CHALLENGE: Write every line out verbatim and omit the pictures.

EXTRACTED MATERIAL:
start

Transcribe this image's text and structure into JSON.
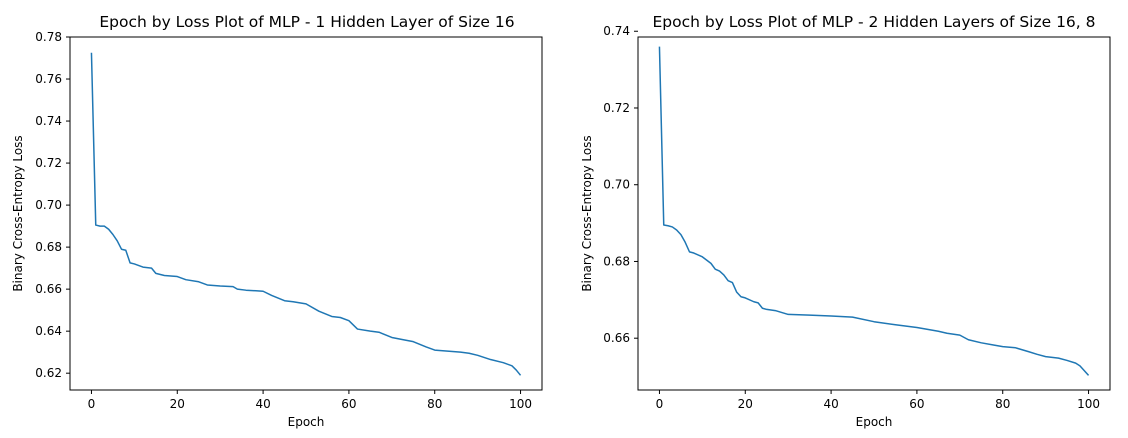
{
  "chart_data": [
    {
      "type": "line",
      "title": "Epoch by Loss Plot of MLP - 1 Hidden Layer of Size 16",
      "xlabel": "Epoch",
      "ylabel": "Binary Cross-Entropy Loss",
      "xlim": [
        -5,
        105
      ],
      "ylim": [
        0.612,
        0.78
      ],
      "xticks": [
        0,
        20,
        40,
        60,
        80,
        100
      ],
      "yticks": [
        0.62,
        0.64,
        0.66,
        0.68,
        0.7,
        0.72,
        0.74,
        0.76,
        0.78
      ],
      "ytick_labels": [
        "0.62",
        "0.64",
        "0.66",
        "0.68",
        "0.70",
        "0.72",
        "0.74",
        "0.76",
        "0.78"
      ],
      "line_color": "#1f77b4",
      "series": [
        {
          "x": [
            0,
            1,
            2,
            3,
            4,
            5,
            6,
            7,
            8,
            9,
            10,
            12,
            14,
            15,
            17,
            20,
            22,
            25,
            27,
            30,
            33,
            34,
            36,
            40,
            42,
            45,
            47,
            50,
            53,
            56,
            58,
            60,
            62,
            65,
            67,
            70,
            73,
            75,
            78,
            80,
            83,
            86,
            88,
            90,
            93,
            96,
            98,
            99,
            100
          ],
          "y": [
            0.7725,
            0.6905,
            0.69,
            0.69,
            0.6885,
            0.686,
            0.683,
            0.679,
            0.6785,
            0.6725,
            0.672,
            0.6705,
            0.67,
            0.6675,
            0.6665,
            0.666,
            0.6645,
            0.6635,
            0.662,
            0.6615,
            0.6612,
            0.66,
            0.6595,
            0.659,
            0.657,
            0.6545,
            0.654,
            0.653,
            0.6495,
            0.647,
            0.6465,
            0.645,
            0.641,
            0.64,
            0.6395,
            0.637,
            0.6358,
            0.635,
            0.6325,
            0.631,
            0.6305,
            0.63,
            0.6295,
            0.6285,
            0.6265,
            0.625,
            0.6235,
            0.6215,
            0.619
          ]
        }
      ]
    },
    {
      "type": "line",
      "title": "Epoch by Loss Plot of MLP - 2 Hidden Layers of Size 16, 8",
      "xlabel": "Epoch",
      "ylabel": "Binary Cross-Entropy Loss",
      "xlim": [
        -5,
        105
      ],
      "ylim": [
        0.6465,
        0.7385
      ],
      "xticks": [
        0,
        20,
        40,
        60,
        80,
        100
      ],
      "yticks": [
        0.66,
        0.68,
        0.7,
        0.72,
        0.74
      ],
      "ytick_labels": [
        "0.66",
        "0.68",
        "0.70",
        "0.72",
        "0.74"
      ],
      "line_color": "#1f77b4",
      "series": [
        {
          "x": [
            0,
            1,
            2,
            3,
            4,
            5,
            6,
            7,
            8,
            10,
            12,
            13,
            14,
            15,
            16,
            17,
            18,
            19,
            20,
            22,
            23,
            24,
            25,
            27,
            30,
            35,
            40,
            45,
            50,
            55,
            60,
            65,
            67,
            70,
            72,
            75,
            78,
            80,
            83,
            86,
            88,
            90,
            93,
            95,
            97,
            98,
            100
          ],
          "y": [
            0.736,
            0.6895,
            0.6893,
            0.689,
            0.6882,
            0.687,
            0.685,
            0.6825,
            0.6822,
            0.6812,
            0.6795,
            0.678,
            0.6775,
            0.6765,
            0.675,
            0.6745,
            0.672,
            0.6708,
            0.6705,
            0.6695,
            0.6692,
            0.6678,
            0.6675,
            0.6672,
            0.6662,
            0.666,
            0.6658,
            0.6655,
            0.6643,
            0.6635,
            0.6628,
            0.6618,
            0.6613,
            0.6608,
            0.6596,
            0.6588,
            0.6582,
            0.6578,
            0.6575,
            0.6565,
            0.6558,
            0.6552,
            0.6548,
            0.6542,
            0.6535,
            0.6528,
            0.6503
          ]
        }
      ]
    }
  ]
}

end

SOLUTION FOR THIS TASK:
Transcribe this image's text and structure into JSON.
{
  "chart_data": [
    {
      "type": "line",
      "title": "Epoch by Loss Plot of MLP - 1 Hidden Layer of Size 16",
      "xlabel": "Epoch",
      "ylabel": "Binary Cross-Entropy Loss",
      "xlim": [
        -5,
        105
      ],
      "ylim": [
        0.612,
        0.78
      ],
      "xticks": [
        0,
        20,
        40,
        60,
        80,
        100
      ],
      "yticks": [
        0.62,
        0.64,
        0.66,
        0.68,
        0.7,
        0.72,
        0.74,
        0.76,
        0.78
      ],
      "ytick_labels": [
        "0.62",
        "0.64",
        "0.66",
        "0.68",
        "0.70",
        "0.72",
        "0.74",
        "0.76",
        "0.78"
      ],
      "line_color": "#1f77b4",
      "series": [
        {
          "x": [
            0,
            1,
            2,
            3,
            4,
            5,
            6,
            7,
            8,
            9,
            10,
            12,
            14,
            15,
            17,
            20,
            22,
            25,
            27,
            30,
            33,
            34,
            36,
            40,
            42,
            45,
            47,
            50,
            53,
            56,
            58,
            60,
            62,
            65,
            67,
            70,
            73,
            75,
            78,
            80,
            83,
            86,
            88,
            90,
            93,
            96,
            98,
            99,
            100
          ],
          "y": [
            0.7725,
            0.6905,
            0.69,
            0.69,
            0.6885,
            0.686,
            0.683,
            0.679,
            0.6785,
            0.6725,
            0.672,
            0.6705,
            0.67,
            0.6675,
            0.6665,
            0.666,
            0.6645,
            0.6635,
            0.662,
            0.6615,
            0.6612,
            0.66,
            0.6595,
            0.659,
            0.657,
            0.6545,
            0.654,
            0.653,
            0.6495,
            0.647,
            0.6465,
            0.645,
            0.641,
            0.64,
            0.6395,
            0.637,
            0.6358,
            0.635,
            0.6325,
            0.631,
            0.6305,
            0.63,
            0.6295,
            0.6285,
            0.6265,
            0.625,
            0.6235,
            0.6215,
            0.619
          ]
        }
      ]
    },
    {
      "type": "line",
      "title": "Epoch by Loss Plot of MLP - 2 Hidden Layers of Size 16, 8",
      "xlabel": "Epoch",
      "ylabel": "Binary Cross-Entropy Loss",
      "xlim": [
        -5,
        105
      ],
      "ylim": [
        0.6465,
        0.7385
      ],
      "xticks": [
        0,
        20,
        40,
        60,
        80,
        100
      ],
      "yticks": [
        0.66,
        0.68,
        0.7,
        0.72,
        0.74
      ],
      "ytick_labels": [
        "0.66",
        "0.68",
        "0.70",
        "0.72",
        "0.74"
      ],
      "line_color": "#1f77b4",
      "series": [
        {
          "x": [
            0,
            1,
            2,
            3,
            4,
            5,
            6,
            7,
            8,
            10,
            12,
            13,
            14,
            15,
            16,
            17,
            18,
            19,
            20,
            22,
            23,
            24,
            25,
            27,
            30,
            35,
            40,
            45,
            50,
            55,
            60,
            65,
            67,
            70,
            72,
            75,
            78,
            80,
            83,
            86,
            88,
            90,
            93,
            95,
            97,
            98,
            100
          ],
          "y": [
            0.736,
            0.6895,
            0.6893,
            0.689,
            0.6882,
            0.687,
            0.685,
            0.6825,
            0.6822,
            0.6812,
            0.6795,
            0.678,
            0.6775,
            0.6765,
            0.675,
            0.6745,
            0.672,
            0.6708,
            0.6705,
            0.6695,
            0.6692,
            0.6678,
            0.6675,
            0.6672,
            0.6662,
            0.666,
            0.6658,
            0.6655,
            0.6643,
            0.6635,
            0.6628,
            0.6618,
            0.6613,
            0.6608,
            0.6596,
            0.6588,
            0.6582,
            0.6578,
            0.6575,
            0.6565,
            0.6558,
            0.6552,
            0.6548,
            0.6542,
            0.6535,
            0.6528,
            0.6503
          ]
        }
      ]
    }
  ]
}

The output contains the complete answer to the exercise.